Listed records:
====================
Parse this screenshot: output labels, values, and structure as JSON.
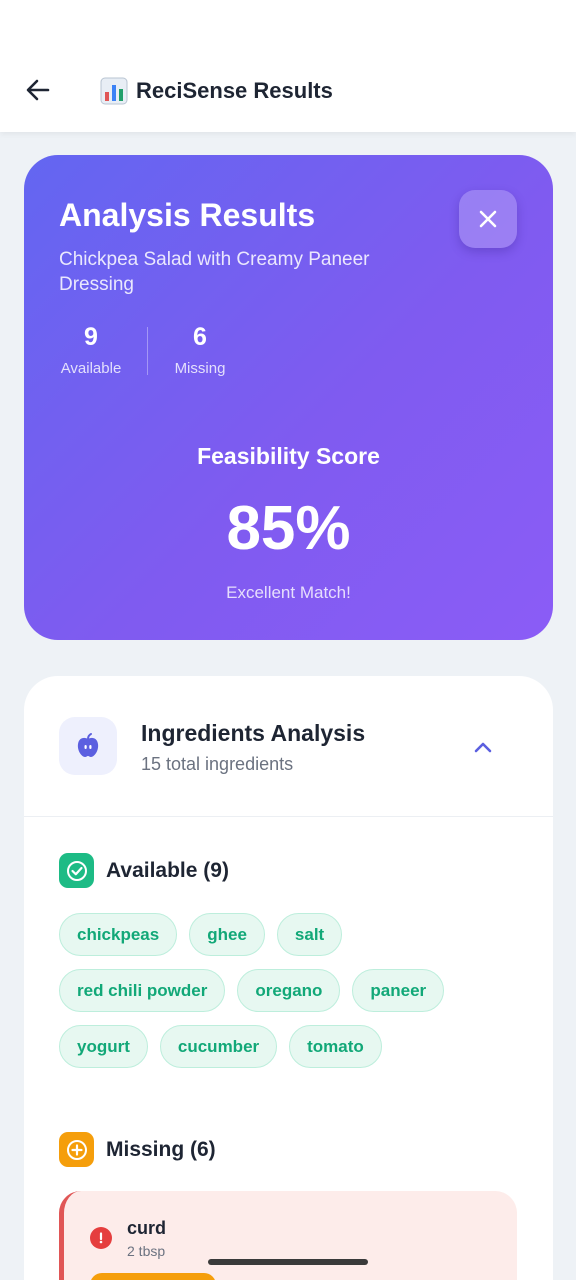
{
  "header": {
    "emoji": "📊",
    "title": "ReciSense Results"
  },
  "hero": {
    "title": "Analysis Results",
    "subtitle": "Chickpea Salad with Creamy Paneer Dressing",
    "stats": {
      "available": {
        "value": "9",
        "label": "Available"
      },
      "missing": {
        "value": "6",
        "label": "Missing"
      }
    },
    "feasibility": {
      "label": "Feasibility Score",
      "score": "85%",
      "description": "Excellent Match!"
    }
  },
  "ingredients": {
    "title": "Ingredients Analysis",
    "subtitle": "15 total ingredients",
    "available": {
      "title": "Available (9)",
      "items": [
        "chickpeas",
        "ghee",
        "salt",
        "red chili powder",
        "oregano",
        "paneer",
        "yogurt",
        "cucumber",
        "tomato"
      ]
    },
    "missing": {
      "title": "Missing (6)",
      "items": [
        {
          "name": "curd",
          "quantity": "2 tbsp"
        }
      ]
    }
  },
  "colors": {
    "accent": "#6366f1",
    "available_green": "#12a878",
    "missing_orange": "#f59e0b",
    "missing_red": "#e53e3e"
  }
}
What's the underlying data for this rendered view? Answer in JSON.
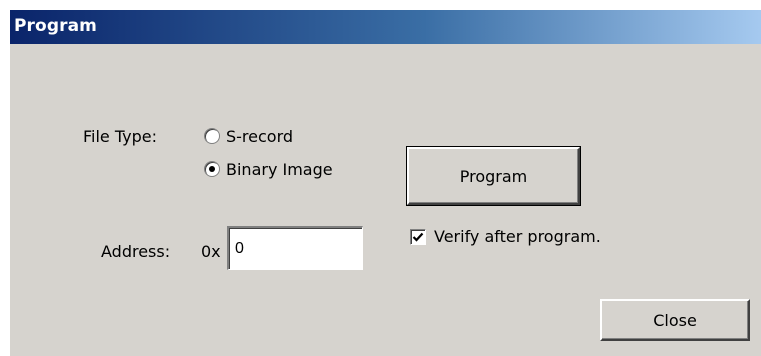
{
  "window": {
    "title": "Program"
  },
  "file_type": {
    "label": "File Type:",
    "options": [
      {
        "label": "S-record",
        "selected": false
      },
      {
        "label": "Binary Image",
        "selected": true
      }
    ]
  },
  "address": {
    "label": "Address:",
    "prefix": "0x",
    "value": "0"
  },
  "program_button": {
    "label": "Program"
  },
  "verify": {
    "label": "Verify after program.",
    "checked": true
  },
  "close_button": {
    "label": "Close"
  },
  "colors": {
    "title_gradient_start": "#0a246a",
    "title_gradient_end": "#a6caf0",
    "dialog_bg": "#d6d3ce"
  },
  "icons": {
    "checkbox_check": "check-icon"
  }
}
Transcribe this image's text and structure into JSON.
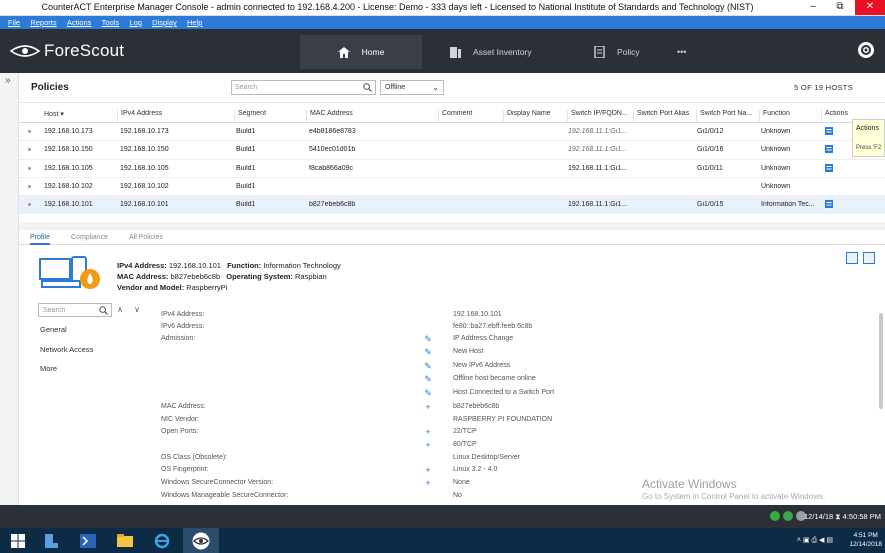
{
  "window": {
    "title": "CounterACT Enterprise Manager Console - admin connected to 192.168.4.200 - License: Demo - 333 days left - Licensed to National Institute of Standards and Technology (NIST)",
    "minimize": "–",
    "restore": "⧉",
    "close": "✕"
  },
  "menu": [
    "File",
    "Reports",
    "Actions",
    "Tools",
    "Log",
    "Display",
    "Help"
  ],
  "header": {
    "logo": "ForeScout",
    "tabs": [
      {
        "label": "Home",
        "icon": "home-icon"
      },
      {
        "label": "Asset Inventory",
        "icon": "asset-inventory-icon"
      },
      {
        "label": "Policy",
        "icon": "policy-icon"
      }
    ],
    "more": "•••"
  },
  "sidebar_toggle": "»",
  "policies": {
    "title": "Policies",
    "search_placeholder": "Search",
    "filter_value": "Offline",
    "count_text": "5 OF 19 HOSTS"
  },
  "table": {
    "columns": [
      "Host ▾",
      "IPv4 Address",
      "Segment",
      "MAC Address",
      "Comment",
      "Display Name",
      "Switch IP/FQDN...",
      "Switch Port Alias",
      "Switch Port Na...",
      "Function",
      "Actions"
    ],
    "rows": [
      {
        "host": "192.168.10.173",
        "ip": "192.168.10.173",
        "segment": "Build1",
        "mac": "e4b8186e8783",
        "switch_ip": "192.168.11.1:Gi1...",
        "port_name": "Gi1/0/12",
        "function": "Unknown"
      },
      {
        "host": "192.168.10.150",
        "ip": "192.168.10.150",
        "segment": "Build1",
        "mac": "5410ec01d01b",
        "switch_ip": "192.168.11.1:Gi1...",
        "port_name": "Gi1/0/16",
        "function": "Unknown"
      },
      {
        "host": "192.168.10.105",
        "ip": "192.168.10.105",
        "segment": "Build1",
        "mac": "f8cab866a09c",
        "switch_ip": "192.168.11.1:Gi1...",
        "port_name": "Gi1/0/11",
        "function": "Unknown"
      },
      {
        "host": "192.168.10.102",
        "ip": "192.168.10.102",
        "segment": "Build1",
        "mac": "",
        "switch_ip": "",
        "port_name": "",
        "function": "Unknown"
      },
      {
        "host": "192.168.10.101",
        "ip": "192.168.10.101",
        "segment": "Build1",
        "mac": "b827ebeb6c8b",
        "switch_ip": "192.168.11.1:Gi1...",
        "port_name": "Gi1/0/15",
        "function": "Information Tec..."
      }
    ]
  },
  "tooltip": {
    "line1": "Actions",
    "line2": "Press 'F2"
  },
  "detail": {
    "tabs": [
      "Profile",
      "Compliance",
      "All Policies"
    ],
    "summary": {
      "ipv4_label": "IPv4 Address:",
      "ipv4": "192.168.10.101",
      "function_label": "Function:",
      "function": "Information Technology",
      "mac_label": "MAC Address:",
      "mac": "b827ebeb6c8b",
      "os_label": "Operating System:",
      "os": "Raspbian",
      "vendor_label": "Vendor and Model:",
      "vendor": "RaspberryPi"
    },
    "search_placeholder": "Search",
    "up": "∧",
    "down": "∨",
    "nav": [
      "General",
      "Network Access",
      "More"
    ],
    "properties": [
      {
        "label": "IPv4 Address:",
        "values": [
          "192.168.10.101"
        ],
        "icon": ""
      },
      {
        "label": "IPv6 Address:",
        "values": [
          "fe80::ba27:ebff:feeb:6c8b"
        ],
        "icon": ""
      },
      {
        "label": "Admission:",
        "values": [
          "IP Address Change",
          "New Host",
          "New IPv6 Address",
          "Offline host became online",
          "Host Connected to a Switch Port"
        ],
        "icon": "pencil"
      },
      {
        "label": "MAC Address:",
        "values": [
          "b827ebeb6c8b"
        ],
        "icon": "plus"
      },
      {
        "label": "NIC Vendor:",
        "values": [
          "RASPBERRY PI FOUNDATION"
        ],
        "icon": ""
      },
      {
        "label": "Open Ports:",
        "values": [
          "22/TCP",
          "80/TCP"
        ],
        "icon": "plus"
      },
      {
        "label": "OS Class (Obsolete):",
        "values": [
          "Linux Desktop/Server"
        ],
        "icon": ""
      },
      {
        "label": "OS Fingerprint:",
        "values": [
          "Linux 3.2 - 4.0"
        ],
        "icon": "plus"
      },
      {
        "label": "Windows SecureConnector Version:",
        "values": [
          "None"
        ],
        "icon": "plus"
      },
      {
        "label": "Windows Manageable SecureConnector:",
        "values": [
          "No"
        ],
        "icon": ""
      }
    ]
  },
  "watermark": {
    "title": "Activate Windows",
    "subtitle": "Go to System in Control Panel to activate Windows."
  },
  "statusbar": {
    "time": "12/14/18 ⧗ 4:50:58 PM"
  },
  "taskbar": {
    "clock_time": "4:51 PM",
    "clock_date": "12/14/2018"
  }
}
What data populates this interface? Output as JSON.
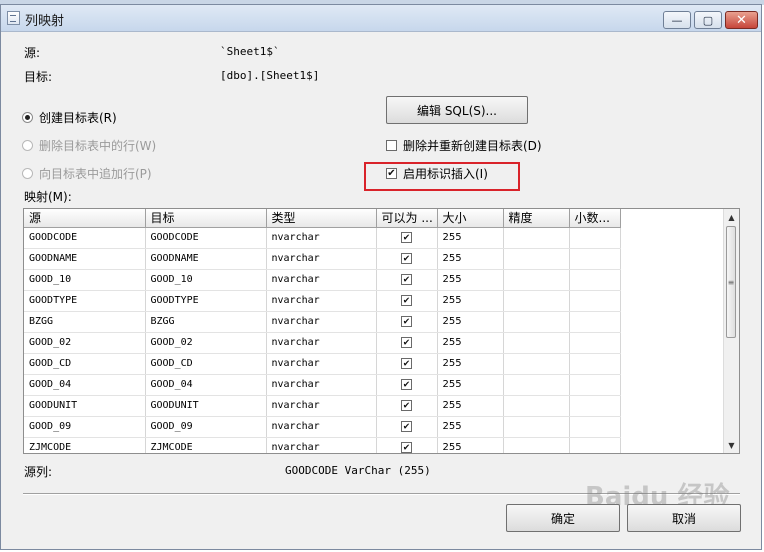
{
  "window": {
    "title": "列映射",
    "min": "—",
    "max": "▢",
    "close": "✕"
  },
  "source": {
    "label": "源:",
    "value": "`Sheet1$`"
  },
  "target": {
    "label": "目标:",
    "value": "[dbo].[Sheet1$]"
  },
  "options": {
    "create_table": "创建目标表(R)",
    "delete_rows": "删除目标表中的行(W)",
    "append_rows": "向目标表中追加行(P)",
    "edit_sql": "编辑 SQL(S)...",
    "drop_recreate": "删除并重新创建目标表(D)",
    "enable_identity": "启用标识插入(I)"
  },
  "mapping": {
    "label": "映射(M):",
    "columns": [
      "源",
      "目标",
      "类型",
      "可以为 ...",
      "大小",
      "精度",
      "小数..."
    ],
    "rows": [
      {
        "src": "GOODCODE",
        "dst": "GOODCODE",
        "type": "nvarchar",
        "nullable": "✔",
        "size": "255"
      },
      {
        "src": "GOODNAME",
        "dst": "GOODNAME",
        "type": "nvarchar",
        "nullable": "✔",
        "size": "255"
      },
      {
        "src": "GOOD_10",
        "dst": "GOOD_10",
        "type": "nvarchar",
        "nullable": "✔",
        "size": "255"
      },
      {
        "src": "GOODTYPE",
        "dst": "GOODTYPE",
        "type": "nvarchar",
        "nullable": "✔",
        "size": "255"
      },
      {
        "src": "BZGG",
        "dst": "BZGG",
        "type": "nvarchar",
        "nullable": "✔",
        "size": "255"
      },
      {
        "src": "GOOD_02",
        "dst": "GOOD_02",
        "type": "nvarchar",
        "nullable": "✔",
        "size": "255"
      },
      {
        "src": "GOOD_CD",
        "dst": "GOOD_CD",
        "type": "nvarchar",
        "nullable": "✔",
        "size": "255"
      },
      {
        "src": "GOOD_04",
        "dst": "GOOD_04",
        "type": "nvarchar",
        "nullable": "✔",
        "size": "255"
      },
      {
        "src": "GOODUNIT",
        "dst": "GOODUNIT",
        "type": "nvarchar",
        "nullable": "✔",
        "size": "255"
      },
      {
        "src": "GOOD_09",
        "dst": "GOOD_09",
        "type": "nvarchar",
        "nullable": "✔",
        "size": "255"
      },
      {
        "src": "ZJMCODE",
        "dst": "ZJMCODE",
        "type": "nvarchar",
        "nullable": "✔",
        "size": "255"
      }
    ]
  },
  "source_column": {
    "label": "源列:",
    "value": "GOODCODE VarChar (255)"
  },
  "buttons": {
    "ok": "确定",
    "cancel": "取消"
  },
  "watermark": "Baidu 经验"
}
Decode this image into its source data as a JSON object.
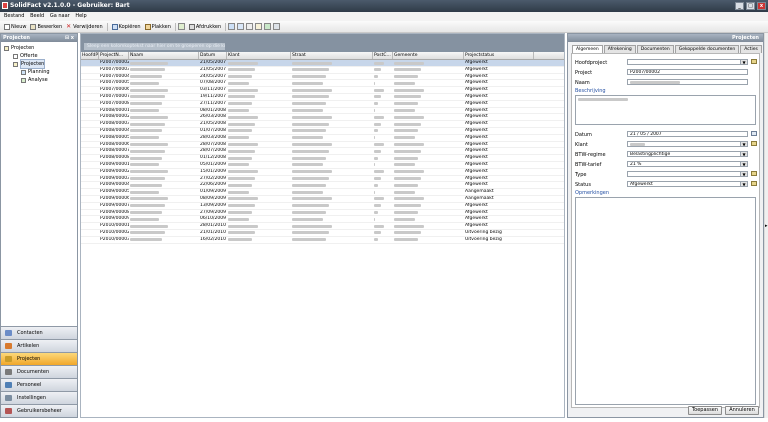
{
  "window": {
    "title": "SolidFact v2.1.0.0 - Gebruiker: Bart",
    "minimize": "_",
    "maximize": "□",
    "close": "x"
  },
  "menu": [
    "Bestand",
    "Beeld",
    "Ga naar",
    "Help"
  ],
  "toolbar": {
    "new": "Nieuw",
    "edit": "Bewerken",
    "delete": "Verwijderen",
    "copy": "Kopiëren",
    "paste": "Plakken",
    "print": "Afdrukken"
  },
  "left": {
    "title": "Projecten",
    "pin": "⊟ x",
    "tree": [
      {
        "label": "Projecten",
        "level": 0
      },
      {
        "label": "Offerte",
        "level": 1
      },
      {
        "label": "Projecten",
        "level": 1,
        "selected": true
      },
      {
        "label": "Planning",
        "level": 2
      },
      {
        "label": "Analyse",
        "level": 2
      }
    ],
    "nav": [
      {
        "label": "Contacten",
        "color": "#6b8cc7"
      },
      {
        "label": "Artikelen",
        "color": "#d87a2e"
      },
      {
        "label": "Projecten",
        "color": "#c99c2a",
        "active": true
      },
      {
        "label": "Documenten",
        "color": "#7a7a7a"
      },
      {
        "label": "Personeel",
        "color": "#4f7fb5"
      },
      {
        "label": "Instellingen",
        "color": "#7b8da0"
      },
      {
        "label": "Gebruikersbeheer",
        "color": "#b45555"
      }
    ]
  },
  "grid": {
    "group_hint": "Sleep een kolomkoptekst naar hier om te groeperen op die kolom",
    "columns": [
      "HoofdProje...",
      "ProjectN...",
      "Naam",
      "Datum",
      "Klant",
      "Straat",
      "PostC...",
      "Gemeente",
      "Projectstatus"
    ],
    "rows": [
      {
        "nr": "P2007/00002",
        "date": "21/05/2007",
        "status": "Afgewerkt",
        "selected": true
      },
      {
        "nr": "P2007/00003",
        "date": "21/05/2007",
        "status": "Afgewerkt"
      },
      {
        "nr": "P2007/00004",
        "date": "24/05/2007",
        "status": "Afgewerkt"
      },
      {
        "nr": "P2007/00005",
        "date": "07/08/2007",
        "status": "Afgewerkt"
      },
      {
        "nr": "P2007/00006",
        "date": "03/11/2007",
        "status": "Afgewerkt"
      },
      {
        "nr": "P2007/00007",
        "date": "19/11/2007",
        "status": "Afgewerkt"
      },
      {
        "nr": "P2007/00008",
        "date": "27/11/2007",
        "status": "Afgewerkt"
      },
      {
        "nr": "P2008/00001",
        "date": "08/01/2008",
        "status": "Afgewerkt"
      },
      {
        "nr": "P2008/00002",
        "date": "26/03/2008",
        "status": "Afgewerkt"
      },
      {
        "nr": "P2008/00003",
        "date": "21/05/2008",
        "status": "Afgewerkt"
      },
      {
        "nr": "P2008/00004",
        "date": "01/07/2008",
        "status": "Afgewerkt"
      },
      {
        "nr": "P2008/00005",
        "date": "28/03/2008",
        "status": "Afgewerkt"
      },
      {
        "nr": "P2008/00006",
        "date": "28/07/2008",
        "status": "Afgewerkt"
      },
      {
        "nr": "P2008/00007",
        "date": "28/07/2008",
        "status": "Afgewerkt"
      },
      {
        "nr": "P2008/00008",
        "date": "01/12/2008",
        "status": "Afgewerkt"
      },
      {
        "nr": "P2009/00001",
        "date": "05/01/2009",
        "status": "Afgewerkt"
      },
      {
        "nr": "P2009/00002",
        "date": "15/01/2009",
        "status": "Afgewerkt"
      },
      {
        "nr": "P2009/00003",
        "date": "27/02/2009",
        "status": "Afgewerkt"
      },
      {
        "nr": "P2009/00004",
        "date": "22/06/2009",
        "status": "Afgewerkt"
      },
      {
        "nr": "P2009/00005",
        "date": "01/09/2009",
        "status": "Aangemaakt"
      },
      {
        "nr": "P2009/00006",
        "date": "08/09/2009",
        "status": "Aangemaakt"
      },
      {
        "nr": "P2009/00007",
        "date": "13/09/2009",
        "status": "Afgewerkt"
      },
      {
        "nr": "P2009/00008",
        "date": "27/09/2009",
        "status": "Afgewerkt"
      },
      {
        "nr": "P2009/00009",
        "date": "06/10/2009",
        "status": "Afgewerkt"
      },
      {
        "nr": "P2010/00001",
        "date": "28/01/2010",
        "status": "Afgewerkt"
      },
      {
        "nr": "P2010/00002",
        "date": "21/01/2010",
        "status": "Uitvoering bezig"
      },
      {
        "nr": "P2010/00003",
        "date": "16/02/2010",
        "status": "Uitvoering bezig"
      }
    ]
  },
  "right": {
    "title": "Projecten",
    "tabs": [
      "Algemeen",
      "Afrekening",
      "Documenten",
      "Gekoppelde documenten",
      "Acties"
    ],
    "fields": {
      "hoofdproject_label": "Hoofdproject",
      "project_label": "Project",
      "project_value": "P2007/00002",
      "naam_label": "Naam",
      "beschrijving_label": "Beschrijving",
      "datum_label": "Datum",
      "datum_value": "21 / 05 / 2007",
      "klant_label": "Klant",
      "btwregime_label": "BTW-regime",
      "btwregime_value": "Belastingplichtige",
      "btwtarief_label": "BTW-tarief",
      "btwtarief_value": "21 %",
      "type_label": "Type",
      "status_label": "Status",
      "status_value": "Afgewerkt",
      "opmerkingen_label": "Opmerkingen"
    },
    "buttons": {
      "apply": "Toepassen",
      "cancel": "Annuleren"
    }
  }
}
====================
Return all the lines that contain the string "subtitle".

Reply to the task:
    "subtitle": "Chickpea Salad with Creamy Paneer Dressing",
    "subtitle": "15 total ingredients",
    "subtitle": "Go to System in Control Panel to activate Windows."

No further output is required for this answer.